• _ESTRATTO DEL DOCUMENTO_
..........

Chi è nato a Natale? Una “disputa messianica” ha diviso l’ebraismo: i farisei attendevano un Salvatore (ma non un falegname). I sadducei di Caifa no, e condannarono  Gesù per blasfemia. Ma per i cristiani il Maestro è di più. Indagine 

Il Natale quando arriva arriva, diceva una vecchia pubblicità. “Oggi è nato per noi un Salvatore, il Messia da tutti invocato”. Ma il Natale se ne va in fretta, ci sono i saldi anche per i difensori del presepe e viene presto il momento per una domanda cruciale, già pasquale, per chi abbia cuore e testa di farsela: ma alla fine, precisamente, la nascita di “Chi” abbiamo festeggiato? E’ davvero nato il Messia, o il Dio fattosi Bambino è una vecchia favola, scalzata dalla corrosione dei secoli e soprattutto dalla nuova religione del dio del Black Friday? Domanda che potrebbero farsi anche quelli che il Natale non sanno cosa sia, ma iniziano a esserne stufi come di un consumo vecchio (molti articoli e post dedicati al tema, in questi giorni). Soprattutto dovrebbero farsela i cristiani e gli spiriti religiosi disposti ancora a interrogarsi. Perché “se Cristo non è risuscitato, allora è vana la nostra predicazione ed è vana anche la vostra fede”, come spiegava san Paolo a quei testoni dei Corinzi. Insomma chi è, davvero, il Messia di cui abbiamo festeggiato la nascita? La disputa attorno all’identità umana, o umana-divina, di Gesù di Nazaret, Jeshua ben Yosef, esploderà una trentina d’anni dopo: nelle settimane che precedono la Pasqua ebraica destinata poi a sovrapporsi nei calendari alla Pasqua di Resurrezione cristiana, o a esserne sorpassata.

..........

• _COSA SI CHIEDE_
1. Per favore, elenca tutte le espressioni racchiuse tra virgolette nell'articolo sul Messia.
2. Prosegui l'articolo sul Messia a partire dalla sua ultima frase.
Le righe riportate qui sotto sono materiale a sé, distinto dall'articolo.

..........

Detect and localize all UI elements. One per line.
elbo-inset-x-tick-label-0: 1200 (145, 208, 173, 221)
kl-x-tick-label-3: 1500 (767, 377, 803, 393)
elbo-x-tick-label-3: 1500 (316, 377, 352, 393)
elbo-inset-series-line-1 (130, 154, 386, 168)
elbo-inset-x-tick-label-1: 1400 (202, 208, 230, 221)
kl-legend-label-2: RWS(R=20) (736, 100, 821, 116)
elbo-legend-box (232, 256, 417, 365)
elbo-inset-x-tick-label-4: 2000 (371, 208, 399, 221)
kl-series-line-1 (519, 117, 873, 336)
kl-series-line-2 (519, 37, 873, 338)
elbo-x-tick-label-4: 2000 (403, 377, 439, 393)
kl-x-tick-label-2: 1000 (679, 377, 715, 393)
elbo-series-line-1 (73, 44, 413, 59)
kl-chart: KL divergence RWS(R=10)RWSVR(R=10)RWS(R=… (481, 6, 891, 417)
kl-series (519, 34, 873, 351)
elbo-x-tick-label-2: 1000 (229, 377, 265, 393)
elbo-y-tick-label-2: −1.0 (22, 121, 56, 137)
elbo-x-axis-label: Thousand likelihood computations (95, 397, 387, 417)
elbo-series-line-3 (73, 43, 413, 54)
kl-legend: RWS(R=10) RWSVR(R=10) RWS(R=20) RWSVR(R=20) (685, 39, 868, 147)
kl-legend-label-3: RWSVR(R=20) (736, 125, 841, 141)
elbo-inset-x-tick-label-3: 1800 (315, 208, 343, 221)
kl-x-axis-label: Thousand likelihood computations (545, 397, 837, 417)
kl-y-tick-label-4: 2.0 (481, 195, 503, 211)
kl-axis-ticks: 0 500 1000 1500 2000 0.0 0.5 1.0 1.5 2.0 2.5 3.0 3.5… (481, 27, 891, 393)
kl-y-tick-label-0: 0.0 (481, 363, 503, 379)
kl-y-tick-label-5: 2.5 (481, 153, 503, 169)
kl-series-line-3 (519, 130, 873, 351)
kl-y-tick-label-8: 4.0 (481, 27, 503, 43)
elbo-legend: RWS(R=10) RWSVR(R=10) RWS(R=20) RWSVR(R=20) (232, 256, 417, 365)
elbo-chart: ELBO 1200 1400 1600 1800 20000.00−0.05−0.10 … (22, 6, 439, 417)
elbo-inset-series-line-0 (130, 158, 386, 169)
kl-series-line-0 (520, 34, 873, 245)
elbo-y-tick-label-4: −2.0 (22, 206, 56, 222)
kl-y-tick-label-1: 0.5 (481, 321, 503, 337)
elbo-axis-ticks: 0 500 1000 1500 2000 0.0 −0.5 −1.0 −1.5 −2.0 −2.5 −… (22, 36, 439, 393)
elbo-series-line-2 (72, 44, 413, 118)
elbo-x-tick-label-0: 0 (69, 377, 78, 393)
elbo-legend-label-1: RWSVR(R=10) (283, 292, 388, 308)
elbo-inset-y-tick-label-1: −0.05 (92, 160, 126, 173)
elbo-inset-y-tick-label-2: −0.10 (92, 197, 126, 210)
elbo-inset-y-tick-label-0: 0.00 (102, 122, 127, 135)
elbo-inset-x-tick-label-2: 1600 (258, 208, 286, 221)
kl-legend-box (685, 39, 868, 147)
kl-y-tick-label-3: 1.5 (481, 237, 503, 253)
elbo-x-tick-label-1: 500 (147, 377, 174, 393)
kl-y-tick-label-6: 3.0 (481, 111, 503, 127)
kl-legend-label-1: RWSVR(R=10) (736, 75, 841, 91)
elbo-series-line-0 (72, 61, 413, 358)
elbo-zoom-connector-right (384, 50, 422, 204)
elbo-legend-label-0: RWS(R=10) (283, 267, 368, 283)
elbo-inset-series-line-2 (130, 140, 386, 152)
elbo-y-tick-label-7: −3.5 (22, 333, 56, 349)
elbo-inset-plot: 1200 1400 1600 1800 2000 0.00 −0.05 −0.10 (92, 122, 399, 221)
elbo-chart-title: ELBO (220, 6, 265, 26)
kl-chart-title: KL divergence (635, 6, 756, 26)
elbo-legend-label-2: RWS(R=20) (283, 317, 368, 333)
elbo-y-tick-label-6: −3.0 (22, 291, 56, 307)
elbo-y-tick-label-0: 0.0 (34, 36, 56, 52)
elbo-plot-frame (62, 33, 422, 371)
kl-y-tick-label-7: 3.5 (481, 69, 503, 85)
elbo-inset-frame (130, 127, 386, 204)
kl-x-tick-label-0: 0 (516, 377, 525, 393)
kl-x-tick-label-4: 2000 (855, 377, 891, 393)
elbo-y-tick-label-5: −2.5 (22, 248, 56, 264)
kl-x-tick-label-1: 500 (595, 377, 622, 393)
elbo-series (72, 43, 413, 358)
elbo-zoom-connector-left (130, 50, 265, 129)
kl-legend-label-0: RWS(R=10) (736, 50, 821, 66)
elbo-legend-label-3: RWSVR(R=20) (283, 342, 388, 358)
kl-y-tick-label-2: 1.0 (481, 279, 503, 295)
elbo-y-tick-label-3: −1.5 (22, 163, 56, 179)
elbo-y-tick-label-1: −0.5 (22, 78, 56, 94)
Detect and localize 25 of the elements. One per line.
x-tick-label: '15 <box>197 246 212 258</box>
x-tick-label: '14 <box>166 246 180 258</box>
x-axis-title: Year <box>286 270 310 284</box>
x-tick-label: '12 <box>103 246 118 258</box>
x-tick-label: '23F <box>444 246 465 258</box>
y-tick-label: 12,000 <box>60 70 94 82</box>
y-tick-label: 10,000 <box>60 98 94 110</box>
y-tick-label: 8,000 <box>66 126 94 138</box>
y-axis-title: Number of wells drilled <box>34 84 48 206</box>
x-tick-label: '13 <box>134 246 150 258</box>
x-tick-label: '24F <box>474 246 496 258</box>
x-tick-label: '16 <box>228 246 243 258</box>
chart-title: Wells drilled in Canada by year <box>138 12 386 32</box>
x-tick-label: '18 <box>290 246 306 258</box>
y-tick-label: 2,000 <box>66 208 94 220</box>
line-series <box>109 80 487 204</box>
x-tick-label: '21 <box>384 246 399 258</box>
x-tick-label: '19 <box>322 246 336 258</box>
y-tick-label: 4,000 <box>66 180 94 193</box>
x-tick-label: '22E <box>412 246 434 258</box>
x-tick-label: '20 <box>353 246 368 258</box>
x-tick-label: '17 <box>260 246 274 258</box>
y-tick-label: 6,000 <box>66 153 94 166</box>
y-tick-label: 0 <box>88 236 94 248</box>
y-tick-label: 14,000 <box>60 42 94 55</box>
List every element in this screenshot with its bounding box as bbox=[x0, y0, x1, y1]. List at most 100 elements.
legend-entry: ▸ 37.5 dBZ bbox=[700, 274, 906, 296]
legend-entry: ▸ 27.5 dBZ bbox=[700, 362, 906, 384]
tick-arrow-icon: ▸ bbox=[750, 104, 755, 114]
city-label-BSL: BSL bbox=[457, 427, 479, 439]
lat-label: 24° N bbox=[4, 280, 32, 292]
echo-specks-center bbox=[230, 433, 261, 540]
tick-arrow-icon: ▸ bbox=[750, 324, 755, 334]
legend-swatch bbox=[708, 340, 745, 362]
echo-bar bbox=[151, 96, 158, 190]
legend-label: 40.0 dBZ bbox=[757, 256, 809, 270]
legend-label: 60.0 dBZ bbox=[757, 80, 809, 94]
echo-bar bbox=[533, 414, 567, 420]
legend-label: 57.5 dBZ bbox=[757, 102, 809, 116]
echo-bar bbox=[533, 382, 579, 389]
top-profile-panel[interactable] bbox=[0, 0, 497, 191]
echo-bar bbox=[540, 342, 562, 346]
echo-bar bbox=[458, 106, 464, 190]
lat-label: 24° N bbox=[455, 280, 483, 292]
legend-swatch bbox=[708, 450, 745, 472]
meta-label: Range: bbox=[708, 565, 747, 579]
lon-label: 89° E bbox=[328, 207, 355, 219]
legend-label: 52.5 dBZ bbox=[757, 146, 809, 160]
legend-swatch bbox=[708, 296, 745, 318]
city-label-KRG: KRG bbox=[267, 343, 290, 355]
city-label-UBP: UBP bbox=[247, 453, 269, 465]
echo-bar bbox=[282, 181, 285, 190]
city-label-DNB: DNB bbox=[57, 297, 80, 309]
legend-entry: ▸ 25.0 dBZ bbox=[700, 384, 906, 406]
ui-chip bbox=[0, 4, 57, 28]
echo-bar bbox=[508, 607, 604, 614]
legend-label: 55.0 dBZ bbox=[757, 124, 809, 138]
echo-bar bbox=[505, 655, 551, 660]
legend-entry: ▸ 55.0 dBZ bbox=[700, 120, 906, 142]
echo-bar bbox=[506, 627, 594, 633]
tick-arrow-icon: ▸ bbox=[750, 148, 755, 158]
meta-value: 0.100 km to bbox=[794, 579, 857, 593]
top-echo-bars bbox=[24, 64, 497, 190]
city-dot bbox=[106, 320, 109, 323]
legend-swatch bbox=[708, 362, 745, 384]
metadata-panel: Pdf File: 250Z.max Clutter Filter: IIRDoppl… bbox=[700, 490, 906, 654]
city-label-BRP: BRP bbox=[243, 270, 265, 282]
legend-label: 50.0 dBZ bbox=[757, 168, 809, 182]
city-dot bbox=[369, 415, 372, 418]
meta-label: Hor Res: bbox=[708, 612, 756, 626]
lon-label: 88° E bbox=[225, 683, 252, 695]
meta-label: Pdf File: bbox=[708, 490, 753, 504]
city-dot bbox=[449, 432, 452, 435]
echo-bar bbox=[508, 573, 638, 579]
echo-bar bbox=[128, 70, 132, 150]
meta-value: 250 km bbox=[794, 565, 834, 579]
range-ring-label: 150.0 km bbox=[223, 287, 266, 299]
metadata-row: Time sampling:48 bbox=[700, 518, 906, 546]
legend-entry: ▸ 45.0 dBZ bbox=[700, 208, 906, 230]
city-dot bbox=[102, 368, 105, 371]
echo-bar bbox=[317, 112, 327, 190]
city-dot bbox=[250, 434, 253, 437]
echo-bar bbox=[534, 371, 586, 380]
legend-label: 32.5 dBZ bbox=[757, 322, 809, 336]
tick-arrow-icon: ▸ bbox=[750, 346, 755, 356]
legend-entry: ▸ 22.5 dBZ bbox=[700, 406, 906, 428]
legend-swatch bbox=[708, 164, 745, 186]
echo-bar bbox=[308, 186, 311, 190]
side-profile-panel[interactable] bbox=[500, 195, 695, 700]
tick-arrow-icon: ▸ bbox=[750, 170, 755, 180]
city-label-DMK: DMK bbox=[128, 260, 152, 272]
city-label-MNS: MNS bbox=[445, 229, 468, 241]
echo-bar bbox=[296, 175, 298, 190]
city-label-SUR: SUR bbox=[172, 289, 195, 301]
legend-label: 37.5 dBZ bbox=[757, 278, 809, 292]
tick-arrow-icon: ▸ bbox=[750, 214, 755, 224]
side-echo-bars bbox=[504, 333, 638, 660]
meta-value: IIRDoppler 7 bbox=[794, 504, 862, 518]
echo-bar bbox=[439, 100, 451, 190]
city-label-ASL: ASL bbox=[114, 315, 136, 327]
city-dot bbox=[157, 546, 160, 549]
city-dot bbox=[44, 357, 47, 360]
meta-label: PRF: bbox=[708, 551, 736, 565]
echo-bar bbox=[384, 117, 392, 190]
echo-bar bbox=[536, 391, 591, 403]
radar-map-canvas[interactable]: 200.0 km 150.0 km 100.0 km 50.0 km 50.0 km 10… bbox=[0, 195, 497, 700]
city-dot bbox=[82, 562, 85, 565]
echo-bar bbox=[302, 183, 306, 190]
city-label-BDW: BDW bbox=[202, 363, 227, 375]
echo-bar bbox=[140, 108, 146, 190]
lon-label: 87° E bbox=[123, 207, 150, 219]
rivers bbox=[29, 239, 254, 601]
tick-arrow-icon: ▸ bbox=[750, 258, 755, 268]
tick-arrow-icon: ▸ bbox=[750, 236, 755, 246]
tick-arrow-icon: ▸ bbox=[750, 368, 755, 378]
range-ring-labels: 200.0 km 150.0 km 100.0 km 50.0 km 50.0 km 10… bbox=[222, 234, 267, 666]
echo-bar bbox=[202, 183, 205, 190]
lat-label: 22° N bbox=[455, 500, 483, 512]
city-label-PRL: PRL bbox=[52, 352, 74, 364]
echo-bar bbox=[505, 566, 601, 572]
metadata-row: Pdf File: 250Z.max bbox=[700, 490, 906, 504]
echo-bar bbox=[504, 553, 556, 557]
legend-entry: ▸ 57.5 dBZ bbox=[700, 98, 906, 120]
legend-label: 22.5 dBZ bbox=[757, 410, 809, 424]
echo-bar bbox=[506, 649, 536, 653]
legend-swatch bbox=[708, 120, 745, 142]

..........

• _RISPOSTE_
1.
“disputa messianica”
“Oggi è nato per noi un Salvatore, il Messia da tutti invocato”
“Chi”
“se Cristo non è risuscitato, allora è vana la nostra predicazione ed è vana anche la vostra fede”

2.
 

L’ebraismo diviso tra la concezione di un Dio inarrivabile che non si mescola all’uomo e la fede dei profeti in un “Germoglio” che deve venire
 

Esploderà nelle settimane precedenti la festa di Pesach, nell’anno in cui sommo sacerdote era il sadduceo Caifa e la Galilea era governata da Ponzio Pilato per mandato dell’imperatore Tiberio. La “disputa messianica”, il grande dibattito scritturale, teologico, ma anche  politico e storico sulla figura del Messia, l’Unto del Signore – in qualche momento si era giunti a chiamarlo “Figlio di Dio” anche se nessuno, prima né dopo Gesù, ha avuto la pretesa di identificarsi col Figlio – e sulla possibilità stessa di una sua venuta come liberatore del popolo e portatore della giustizia era iniziata molti secoli prima: molto prima che la cruciale domanda finisse, con l’ineluttabilità delle cose divine, per far scontrare la fede dell’ebraismo con quella del cristianesimo. Provocando una deflagrazione insolubile, “clamore che ancora risuona in ogni umanità” (Péguy).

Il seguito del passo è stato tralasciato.